**PROBLEM SET**
• 1. In the text on the Turkish driving licence, which body issues the licence?
• 2. Summarize the text on the Turkish driving licence in two sentences.
• 3. From the text on the Turkish driving licence, return the passage starting at "- Type: Driving" and ending at "users in Turkey.".

**DOCUMENT PASSAGE**

□ □ □ □ □

- Type: Driving licence
- Issued by: Turkey
- Purpose: Authorisation

= Driving licence in Turkey =

Driving licence in Turkey (Sürücü belgesi) is a document issued by the relevant government agency, regional or local security force, confirming the holder is qualified to drive motor vehicles. Driving licence exams are regulated by the Ministry of National Education while the licence is issued by the General Directorate of Security.

On 1 January 2016, new laws concerning Turkish driving licences were implemented. The changes are intended to bring Turkey more in line with existing European Union driving regulations and concern all road users in Turkey.

A foreign national can drive in Turkey with an EU licence for six months. After six months, it must be converted to a Turkish licence. Application can be made to any Turkish Population Registry, and the foreign driving licences will not be returned to holders. Instead they will be sent to the issuing authority of the country of origin.

□ □ □ □ □

**THE DATA**
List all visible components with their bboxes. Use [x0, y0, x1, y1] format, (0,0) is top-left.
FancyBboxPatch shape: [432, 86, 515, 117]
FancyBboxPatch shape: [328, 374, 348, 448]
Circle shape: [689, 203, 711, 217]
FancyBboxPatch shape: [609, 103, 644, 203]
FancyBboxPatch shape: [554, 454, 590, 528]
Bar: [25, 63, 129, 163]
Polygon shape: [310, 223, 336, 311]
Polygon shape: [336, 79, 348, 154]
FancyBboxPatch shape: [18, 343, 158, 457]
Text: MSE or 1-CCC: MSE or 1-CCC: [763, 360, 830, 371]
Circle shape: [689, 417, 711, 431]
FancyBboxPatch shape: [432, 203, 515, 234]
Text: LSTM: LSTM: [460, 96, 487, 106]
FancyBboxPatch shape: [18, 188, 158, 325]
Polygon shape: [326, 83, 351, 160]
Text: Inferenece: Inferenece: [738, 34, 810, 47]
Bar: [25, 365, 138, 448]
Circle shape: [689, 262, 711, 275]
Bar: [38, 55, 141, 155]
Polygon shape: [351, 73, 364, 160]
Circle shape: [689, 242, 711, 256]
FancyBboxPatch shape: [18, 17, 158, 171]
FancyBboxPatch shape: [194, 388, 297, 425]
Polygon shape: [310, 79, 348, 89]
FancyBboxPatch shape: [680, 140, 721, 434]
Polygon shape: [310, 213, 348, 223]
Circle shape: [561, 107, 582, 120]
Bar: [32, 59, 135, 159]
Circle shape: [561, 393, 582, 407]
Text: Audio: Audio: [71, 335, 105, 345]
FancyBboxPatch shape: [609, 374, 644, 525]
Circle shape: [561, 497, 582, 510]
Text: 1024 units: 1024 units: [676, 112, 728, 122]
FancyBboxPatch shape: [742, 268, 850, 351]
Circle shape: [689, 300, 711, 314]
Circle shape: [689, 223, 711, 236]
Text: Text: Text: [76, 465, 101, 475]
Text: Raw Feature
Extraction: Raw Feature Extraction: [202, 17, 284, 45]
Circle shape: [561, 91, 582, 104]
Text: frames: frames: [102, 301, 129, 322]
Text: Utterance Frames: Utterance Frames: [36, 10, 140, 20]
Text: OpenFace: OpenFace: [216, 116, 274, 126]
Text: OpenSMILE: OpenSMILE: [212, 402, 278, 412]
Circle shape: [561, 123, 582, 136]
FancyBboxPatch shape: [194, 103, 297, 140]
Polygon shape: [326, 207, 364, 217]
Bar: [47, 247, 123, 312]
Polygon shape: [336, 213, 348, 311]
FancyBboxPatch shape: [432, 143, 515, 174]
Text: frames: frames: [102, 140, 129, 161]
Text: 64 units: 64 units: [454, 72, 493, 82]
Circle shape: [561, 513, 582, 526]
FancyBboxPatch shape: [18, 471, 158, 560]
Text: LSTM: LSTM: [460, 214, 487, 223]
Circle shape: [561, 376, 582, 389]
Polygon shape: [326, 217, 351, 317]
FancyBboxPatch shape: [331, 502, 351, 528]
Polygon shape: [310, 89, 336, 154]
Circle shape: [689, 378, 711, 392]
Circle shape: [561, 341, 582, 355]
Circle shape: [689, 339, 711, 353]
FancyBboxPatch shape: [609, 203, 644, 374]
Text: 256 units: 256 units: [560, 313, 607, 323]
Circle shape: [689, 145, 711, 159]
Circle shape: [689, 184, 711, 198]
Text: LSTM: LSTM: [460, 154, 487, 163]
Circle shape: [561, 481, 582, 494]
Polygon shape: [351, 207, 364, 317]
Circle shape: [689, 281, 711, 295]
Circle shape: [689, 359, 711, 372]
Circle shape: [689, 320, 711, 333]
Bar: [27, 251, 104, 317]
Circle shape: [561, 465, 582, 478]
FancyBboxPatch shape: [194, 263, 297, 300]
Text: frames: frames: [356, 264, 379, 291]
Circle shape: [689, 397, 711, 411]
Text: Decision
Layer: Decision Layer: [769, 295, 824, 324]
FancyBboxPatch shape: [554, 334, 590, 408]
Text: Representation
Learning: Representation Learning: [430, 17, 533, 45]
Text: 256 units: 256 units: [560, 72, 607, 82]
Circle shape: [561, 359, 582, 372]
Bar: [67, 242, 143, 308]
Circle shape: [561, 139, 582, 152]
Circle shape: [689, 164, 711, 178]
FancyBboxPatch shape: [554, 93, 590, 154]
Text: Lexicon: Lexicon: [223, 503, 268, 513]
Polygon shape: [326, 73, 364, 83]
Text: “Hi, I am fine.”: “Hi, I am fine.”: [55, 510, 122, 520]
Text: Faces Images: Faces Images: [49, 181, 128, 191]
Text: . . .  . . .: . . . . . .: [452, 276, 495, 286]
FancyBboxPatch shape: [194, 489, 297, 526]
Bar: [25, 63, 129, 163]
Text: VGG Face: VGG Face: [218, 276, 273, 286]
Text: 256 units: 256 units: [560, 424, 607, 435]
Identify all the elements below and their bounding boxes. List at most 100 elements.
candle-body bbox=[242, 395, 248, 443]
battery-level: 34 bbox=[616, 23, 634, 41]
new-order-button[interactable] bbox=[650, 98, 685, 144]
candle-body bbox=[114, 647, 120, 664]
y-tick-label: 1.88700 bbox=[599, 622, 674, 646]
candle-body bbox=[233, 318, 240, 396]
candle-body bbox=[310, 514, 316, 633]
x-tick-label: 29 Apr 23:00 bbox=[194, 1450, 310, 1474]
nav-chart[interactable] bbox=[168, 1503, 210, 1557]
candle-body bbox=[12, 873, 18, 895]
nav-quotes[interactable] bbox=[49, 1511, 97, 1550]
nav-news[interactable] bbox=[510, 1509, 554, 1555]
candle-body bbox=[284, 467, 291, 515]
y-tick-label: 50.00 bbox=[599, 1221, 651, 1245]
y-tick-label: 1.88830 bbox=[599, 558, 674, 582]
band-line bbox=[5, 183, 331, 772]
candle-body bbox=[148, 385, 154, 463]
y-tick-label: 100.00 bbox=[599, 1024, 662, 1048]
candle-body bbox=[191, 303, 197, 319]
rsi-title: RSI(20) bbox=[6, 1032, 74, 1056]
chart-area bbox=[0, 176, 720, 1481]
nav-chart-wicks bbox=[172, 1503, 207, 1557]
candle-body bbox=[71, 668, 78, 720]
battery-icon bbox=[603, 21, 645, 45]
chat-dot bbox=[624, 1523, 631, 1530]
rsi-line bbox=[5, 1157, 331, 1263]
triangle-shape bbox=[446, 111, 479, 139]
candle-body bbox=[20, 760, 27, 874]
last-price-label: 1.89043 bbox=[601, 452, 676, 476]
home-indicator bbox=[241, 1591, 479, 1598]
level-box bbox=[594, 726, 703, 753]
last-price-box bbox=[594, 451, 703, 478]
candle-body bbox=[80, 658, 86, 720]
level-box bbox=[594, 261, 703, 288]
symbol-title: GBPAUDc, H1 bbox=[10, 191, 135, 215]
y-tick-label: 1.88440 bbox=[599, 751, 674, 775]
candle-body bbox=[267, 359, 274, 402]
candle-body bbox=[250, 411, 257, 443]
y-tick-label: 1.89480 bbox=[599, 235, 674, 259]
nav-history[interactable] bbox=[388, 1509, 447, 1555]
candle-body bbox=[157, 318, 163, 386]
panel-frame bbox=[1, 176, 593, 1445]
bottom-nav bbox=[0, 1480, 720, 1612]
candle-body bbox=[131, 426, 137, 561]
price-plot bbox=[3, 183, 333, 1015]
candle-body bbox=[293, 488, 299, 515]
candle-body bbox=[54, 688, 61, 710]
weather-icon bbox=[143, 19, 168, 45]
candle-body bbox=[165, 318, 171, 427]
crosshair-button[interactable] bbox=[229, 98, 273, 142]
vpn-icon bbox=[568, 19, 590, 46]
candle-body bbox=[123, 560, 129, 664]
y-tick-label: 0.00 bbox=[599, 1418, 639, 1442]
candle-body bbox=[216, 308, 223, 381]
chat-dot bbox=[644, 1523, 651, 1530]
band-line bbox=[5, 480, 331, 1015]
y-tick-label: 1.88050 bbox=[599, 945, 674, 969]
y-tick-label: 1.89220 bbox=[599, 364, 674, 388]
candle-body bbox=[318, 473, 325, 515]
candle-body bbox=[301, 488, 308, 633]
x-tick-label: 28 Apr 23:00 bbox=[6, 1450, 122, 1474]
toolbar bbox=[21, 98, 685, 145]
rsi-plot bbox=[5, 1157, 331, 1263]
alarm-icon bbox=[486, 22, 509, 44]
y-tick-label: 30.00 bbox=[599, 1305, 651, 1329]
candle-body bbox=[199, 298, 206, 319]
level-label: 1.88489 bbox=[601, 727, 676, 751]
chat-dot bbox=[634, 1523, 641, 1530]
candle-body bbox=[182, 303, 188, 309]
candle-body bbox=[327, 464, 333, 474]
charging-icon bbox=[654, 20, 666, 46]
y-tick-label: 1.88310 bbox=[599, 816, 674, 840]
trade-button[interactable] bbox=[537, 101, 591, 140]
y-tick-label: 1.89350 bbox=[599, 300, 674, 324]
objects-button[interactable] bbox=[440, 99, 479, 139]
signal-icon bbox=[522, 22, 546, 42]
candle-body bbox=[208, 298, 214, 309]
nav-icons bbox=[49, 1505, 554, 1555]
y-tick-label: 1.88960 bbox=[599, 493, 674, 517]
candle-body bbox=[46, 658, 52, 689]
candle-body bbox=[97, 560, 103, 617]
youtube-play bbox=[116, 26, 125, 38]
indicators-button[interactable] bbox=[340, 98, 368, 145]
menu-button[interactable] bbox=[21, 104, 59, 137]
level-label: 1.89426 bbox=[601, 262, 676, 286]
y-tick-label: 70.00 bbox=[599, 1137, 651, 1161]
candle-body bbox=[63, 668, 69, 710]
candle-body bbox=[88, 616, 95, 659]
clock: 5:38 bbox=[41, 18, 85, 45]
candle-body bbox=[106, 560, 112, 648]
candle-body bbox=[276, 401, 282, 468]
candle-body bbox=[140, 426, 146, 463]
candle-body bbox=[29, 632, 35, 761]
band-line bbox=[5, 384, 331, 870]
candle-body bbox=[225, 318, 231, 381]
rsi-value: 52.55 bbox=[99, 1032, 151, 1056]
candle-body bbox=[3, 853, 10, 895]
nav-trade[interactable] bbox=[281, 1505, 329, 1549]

□ □ □ □ □

**ANSWERS FOR EACH ITEM**
• 1. The General Directorate of Security issues the licence.

• 2. A Turkish driving licence (Sürücü belgesi) confirms that the holder is qualified to drive motor vehicles; its exams are regulated by the Ministry of National Education, and the General Directorate of Security issues it. New laws took effect on 1 January 2016 to bring Turkey more in line with European Union driving regulations, and a foreign national may drive with an EU licence for six months before converting it to a Turkish licence.

• 3.
- Type: Driving licence
- Issued by: Turkey
- Purpose: Authorisation

= Driving licence in Turkey =

Driving licence in Turkey (Sürücü belgesi) is a document issued by the relevant government agency, regional or local security force, confirming the holder is qualified to drive motor vehicles. Driving licence exams are regulated by the Ministry of National Education while the licence is issued by the General Directorate of Security.

On 1 January 2016, new laws concerning Turkish driving licences were implemented. The changes are intended to bring Turkey more in line with existing European Union driving regulations and concern all road users in Turkey.